-- Set task --
Extract each line of the material that follows exactly and omit its pictures.

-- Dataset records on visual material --
--

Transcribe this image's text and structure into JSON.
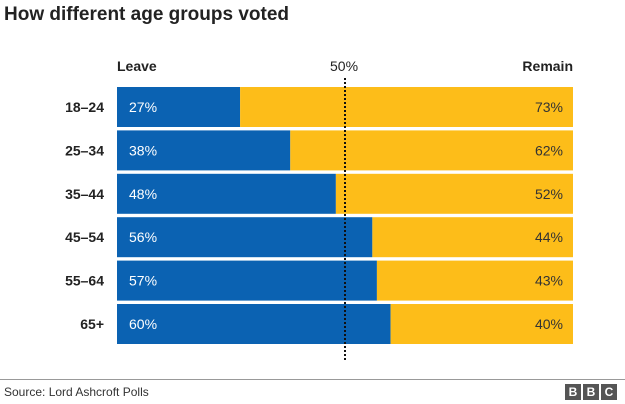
{
  "chart_data": {
    "type": "bar",
    "stacked": true,
    "orientation": "horizontal",
    "title": "How different age groups voted",
    "categories": [
      "18–24",
      "25–34",
      "35–44",
      "45–54",
      "55–64",
      "65+"
    ],
    "series": [
      {
        "name": "Leave",
        "values": [
          27,
          38,
          48,
          56,
          57,
          60
        ],
        "color": "#0b62b2"
      },
      {
        "name": "Remain",
        "values": [
          73,
          62,
          52,
          44,
          43,
          40
        ],
        "color": "#fdbd19"
      }
    ],
    "value_labels": {
      "Leave": [
        "27%",
        "38%",
        "48%",
        "56%",
        "57%",
        "60%"
      ],
      "Remain": [
        "73%",
        "62%",
        "52%",
        "44%",
        "43%",
        "40%"
      ]
    },
    "reference_line": {
      "value": 50,
      "label": "50%",
      "style": "dotted"
    },
    "xlim": [
      0,
      100
    ],
    "grid": false,
    "source": "Source: Lord Ashcroft Polls",
    "logo": "BBC"
  }
}
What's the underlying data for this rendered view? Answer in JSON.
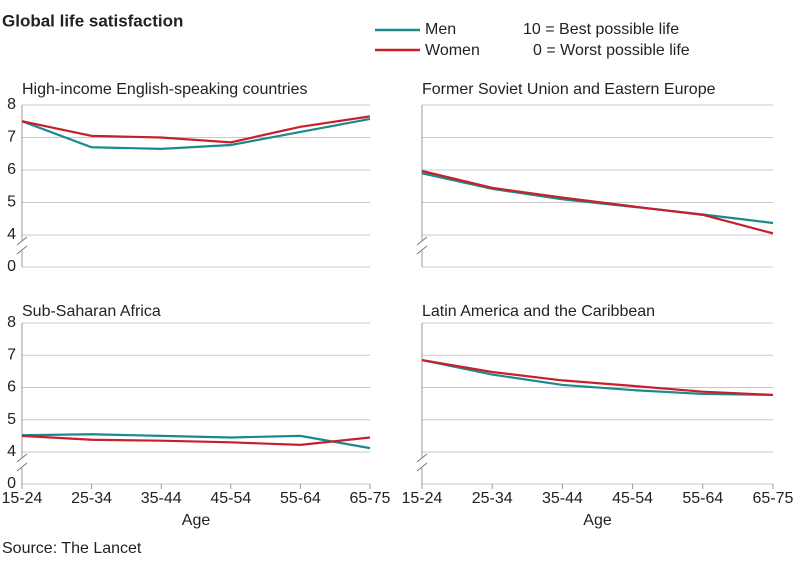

--

-- Output of the exercise --
Transcribe this image's text and structure into JSON.
{
  "chart_data": {
    "type": "bar",
    "stacked": true,
    "orientation": "horizontal",
    "title": "How different age groups voted",
    "categories": [
      "18–24",
      "25–34",
      "35–44",
      "45–54",
      "55–64",
      "65+"
    ],
    "series": [
      {
        "name": "Leave",
        "values": [
          27,
          38,
          48,
          56,
          57,
          60
        ],
        "color": "#0b62b2"
      },
      {
        "name": "Remain",
        "values": [
          73,
          62,
          52,
          44,
          43,
          40
        ],
        "color": "#fdbd19"
      }
    ],
    "value_labels": {
      "Leave": [
        "27%",
        "38%",
        "48%",
        "56%",
        "57%",
        "60%"
      ],
      "Remain": [
        "73%",
        "62%",
        "52%",
        "44%",
        "43%",
        "40%"
      ]
    },
    "reference_line": {
      "value": 50,
      "label": "50%",
      "style": "dotted"
    },
    "xlim": [
      0,
      100
    ],
    "grid": false,
    "source": "Source: Lord Ashcroft Polls",
    "logo": "BBC"
  }
}
What's the underlying data for this rendered view? Answer in JSON.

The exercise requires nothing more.